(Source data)
◇ ◇ ◇ ◇ ◇

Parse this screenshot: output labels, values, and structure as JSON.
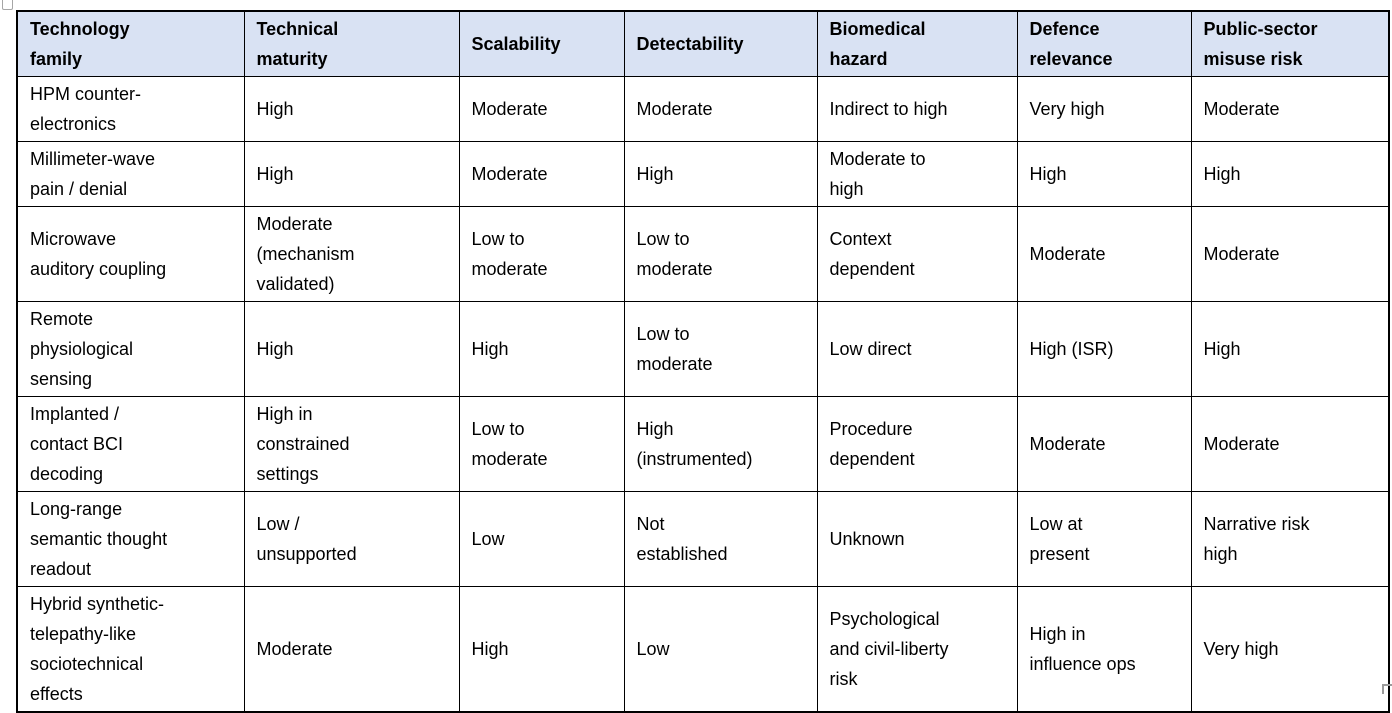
{
  "table": {
    "colors": {
      "header_bg": "#d9e2f3",
      "border": "#000000",
      "text": "#000000"
    },
    "columns": [
      "Technology\nfamily",
      "Technical\nmaturity",
      "Scalability",
      "Detectability",
      "Biomedical\nhazard",
      "Defence\nrelevance",
      "Public-sector\nmisuse risk"
    ],
    "rows": [
      [
        "HPM counter-\nelectronics",
        "High",
        "Moderate",
        "Moderate",
        "Indirect to high",
        "Very high",
        "Moderate"
      ],
      [
        "Millimeter-wave\npain / denial",
        "High",
        "Moderate",
        "High",
        "Moderate to\nhigh",
        "High",
        "High"
      ],
      [
        "Microwave\nauditory coupling",
        "Moderate\n(mechanism\nvalidated)",
        "Low to\nmoderate",
        "Low to\nmoderate",
        "Context\ndependent",
        "Moderate",
        "Moderate"
      ],
      [
        "Remote\nphysiological\nsensing",
        "High",
        "High",
        "Low to\nmoderate",
        "Low direct",
        "High (ISR)",
        "High"
      ],
      [
        "Implanted /\ncontact BCI\ndecoding",
        "High in\nconstrained\nsettings",
        "Low to\nmoderate",
        "High\n(instrumented)",
        "Procedure\ndependent",
        "Moderate",
        "Moderate"
      ],
      [
        "Long-range\nsemantic thought\nreadout",
        "Low /\nunsupported",
        "Low",
        "Not\nestablished",
        "Unknown",
        "Low at\npresent",
        "Narrative risk\nhigh"
      ],
      [
        "Hybrid synthetic-\ntelepathy-like\nsociotechnical\neffects",
        "Moderate",
        "High",
        "Low",
        "Psychological\nand civil-liberty\nrisk",
        "High in\ninfluence ops",
        "Very high"
      ]
    ]
  }
}
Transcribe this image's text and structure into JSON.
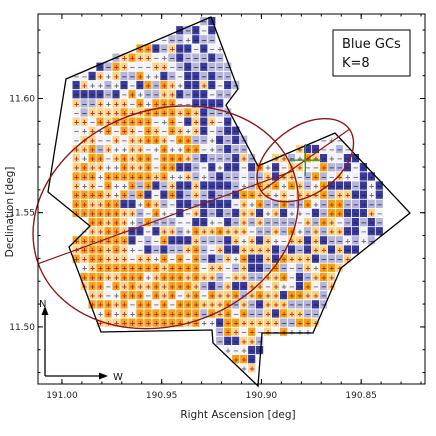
{
  "chart_data": {
    "type": "heatmap",
    "title": "",
    "xlabel": "Right Ascension [deg]",
    "ylabel": "Declination [deg]",
    "xlim": [
      191.012,
      190.818
    ],
    "ylim": [
      11.475,
      11.637
    ],
    "x_ticks": [
      191.0,
      190.95,
      190.9,
      190.85
    ],
    "x_tick_labels": [
      "191.00",
      "190.95",
      "190.90",
      "190.85"
    ],
    "y_ticks": [
      11.5,
      11.55,
      11.6
    ],
    "y_tick_labels": [
      "11.50",
      "11.55",
      "11.60"
    ],
    "legend": {
      "line1": "Blue GCs",
      "line2": "K=8",
      "placement": "top-right"
    },
    "compass": {
      "north": "N",
      "west": "W"
    },
    "colors": {
      "positive_strong": "#f5a21b",
      "positive_light": "#fbd48a",
      "negative_strong": "#3a3a9a",
      "negative_light": "#b6b6dc",
      "neutral": "#f2f2f8",
      "ellipse": "#8b1a1a",
      "center_cross": "#2e9e2e",
      "footprint": "#000000"
    },
    "grid": {
      "ra_start": 190.9927,
      "ra_step": -0.004,
      "dec_start": 11.4817,
      "dec_step": 0.004,
      "cols": 39,
      "rows": 39
    },
    "ellipses": [
      {
        "name": "large",
        "ra_center": 190.948,
        "dec_center": 11.548,
        "semi_major_deg": 0.068,
        "semi_minor_deg": 0.054,
        "pa_deg": 20
      },
      {
        "name": "small",
        "ra_center": 190.878,
        "dec_center": 11.573,
        "semi_major_deg": 0.027,
        "semi_minor_deg": 0.017,
        "pa_deg": 35
      }
    ],
    "center_cross": {
      "ra": 190.878,
      "dec": 11.573
    }
  }
}
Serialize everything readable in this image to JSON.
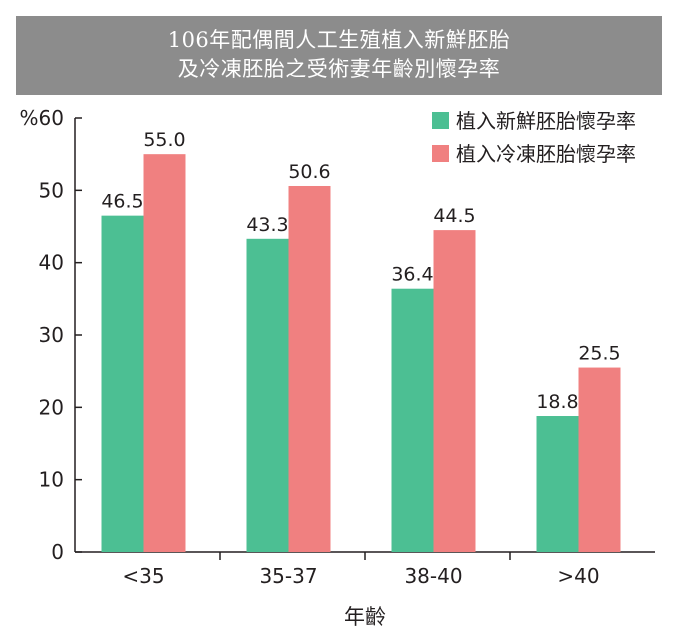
{
  "title": {
    "line1": "106年配偶間人工生殖植入新鮮胚胎",
    "line2": "及冷凍胚胎之受術妻年齡別懷孕率"
  },
  "chart_data": {
    "type": "bar",
    "categories": [
      "<35",
      "35-37",
      "38-40",
      ">40"
    ],
    "series": [
      {
        "name": "植入新鮮胚胎懷孕率",
        "color": "#4cbf93",
        "values": [
          46.5,
          43.3,
          36.4,
          18.8
        ],
        "labels": [
          "46.5",
          "43.3",
          "36.4",
          "18.8"
        ]
      },
      {
        "name": "植入冷凍胚胎懷孕率",
        "color": "#f08080",
        "values": [
          55.0,
          50.6,
          44.5,
          25.5
        ],
        "labels": [
          "55.0",
          "50.6",
          "44.5",
          "25.5"
        ]
      }
    ],
    "ylabel": "%",
    "xlabel": "年齡",
    "ylim": [
      0,
      60
    ],
    "yticks": [
      0,
      10,
      20,
      30,
      40,
      50,
      60
    ],
    "ytick_labels": [
      "0",
      "10",
      "20",
      "30",
      "40",
      "50",
      "60"
    ],
    "grid": false,
    "legend_position": "top-right"
  }
}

◇ ◇ ◇ ◇ ◇

What the exercise asks - Return all of the data exactly as written, and drop the pictures.

Full solution -
Parse this screenshot: output labels, values, and structure as JSON.
{
  "table": {
    "colors": {
      "header_bg": "#d9e2f3",
      "border": "#000000",
      "text": "#000000"
    },
    "columns": [
      "Technology\nfamily",
      "Technical\nmaturity",
      "Scalability",
      "Detectability",
      "Biomedical\nhazard",
      "Defence\nrelevance",
      "Public-sector\nmisuse risk"
    ],
    "rows": [
      [
        "HPM counter-\nelectronics",
        "High",
        "Moderate",
        "Moderate",
        "Indirect to high",
        "Very high",
        "Moderate"
      ],
      [
        "Millimeter-wave\npain / denial",
        "High",
        "Moderate",
        "High",
        "Moderate to\nhigh",
        "High",
        "High"
      ],
      [
        "Microwave\nauditory coupling",
        "Moderate\n(mechanism\nvalidated)",
        "Low to\nmoderate",
        "Low to\nmoderate",
        "Context\ndependent",
        "Moderate",
        "Moderate"
      ],
      [
        "Remote\nphysiological\nsensing",
        "High",
        "High",
        "Low to\nmoderate",
        "Low direct",
        "High (ISR)",
        "High"
      ],
      [
        "Implanted /\ncontact BCI\ndecoding",
        "High in\nconstrained\nsettings",
        "Low to\nmoderate",
        "High\n(instrumented)",
        "Procedure\ndependent",
        "Moderate",
        "Moderate"
      ],
      [
        "Long-range\nsemantic thought\nreadout",
        "Low /\nunsupported",
        "Low",
        "Not\nestablished",
        "Unknown",
        "Low at\npresent",
        "Narrative risk\nhigh"
      ],
      [
        "Hybrid synthetic-\ntelepathy-like\nsociotechnical\neffects",
        "Moderate",
        "High",
        "Low",
        "Psychological\nand civil-liberty\nrisk",
        "High in\ninfluence ops",
        "Very high"
      ]
    ]
  }
}
Transcribe this image's text and structure into JSON.
{
  "chart_data": {
    "type": "heatmap",
    "title": "",
    "xlabel": "Right Ascension [deg]",
    "ylabel": "Declination [deg]",
    "xlim": [
      191.012,
      190.818
    ],
    "ylim": [
      11.475,
      11.637
    ],
    "x_ticks": [
      191.0,
      190.95,
      190.9,
      190.85
    ],
    "x_tick_labels": [
      "191.00",
      "190.95",
      "190.90",
      "190.85"
    ],
    "y_ticks": [
      11.5,
      11.55,
      11.6
    ],
    "y_tick_labels": [
      "11.50",
      "11.55",
      "11.60"
    ],
    "legend": {
      "line1": "Blue GCs",
      "line2": "K=8",
      "placement": "top-right"
    },
    "compass": {
      "north": "N",
      "west": "W"
    },
    "colors": {
      "positive_strong": "#f5a21b",
      "positive_light": "#fbd48a",
      "negative_strong": "#3a3a9a",
      "negative_light": "#b6b6dc",
      "neutral": "#f2f2f8",
      "ellipse": "#8b1a1a",
      "center_cross": "#2e9e2e",
      "footprint": "#000000"
    },
    "grid": {
      "ra_start": 190.9927,
      "ra_step": -0.004,
      "dec_start": 11.4817,
      "dec_step": 0.004,
      "cols": 39,
      "rows": 39
    },
    "ellipses": [
      {
        "name": "large",
        "ra_center": 190.948,
        "dec_center": 11.548,
        "semi_major_deg": 0.068,
        "semi_minor_deg": 0.054,
        "pa_deg": 20
      },
      {
        "name": "small",
        "ra_center": 190.878,
        "dec_center": 11.573,
        "semi_major_deg": 0.027,
        "semi_minor_deg": 0.017,
        "pa_deg": 35
      }
    ],
    "center_cross": {
      "ra": 190.878,
      "dec": 11.573
    }
  }
}
Serialize everything readable in this image to JSON.
{
  "title": {
    "line1": "106年配偶間人工生殖植入新鮮胚胎",
    "line2": "及冷凍胚胎之受術妻年齡別懷孕率"
  },
  "chart_data": {
    "type": "bar",
    "categories": [
      "<35",
      "35-37",
      "38-40",
      ">40"
    ],
    "series": [
      {
        "name": "植入新鮮胚胎懷孕率",
        "color": "#4cbf93",
        "values": [
          46.5,
          43.3,
          36.4,
          18.8
        ],
        "labels": [
          "46.5",
          "43.3",
          "36.4",
          "18.8"
        ]
      },
      {
        "name": "植入冷凍胚胎懷孕率",
        "color": "#f08080",
        "values": [
          55.0,
          50.6,
          44.5,
          25.5
        ],
        "labels": [
          "55.0",
          "50.6",
          "44.5",
          "25.5"
        ]
      }
    ],
    "ylabel": "%",
    "xlabel": "年齡",
    "ylim": [
      0,
      60
    ],
    "yticks": [
      0,
      10,
      20,
      30,
      40,
      50,
      60
    ],
    "ytick_labels": [
      "0",
      "10",
      "20",
      "30",
      "40",
      "50",
      "60"
    ],
    "grid": false,
    "legend_position": "top-right"
  }
}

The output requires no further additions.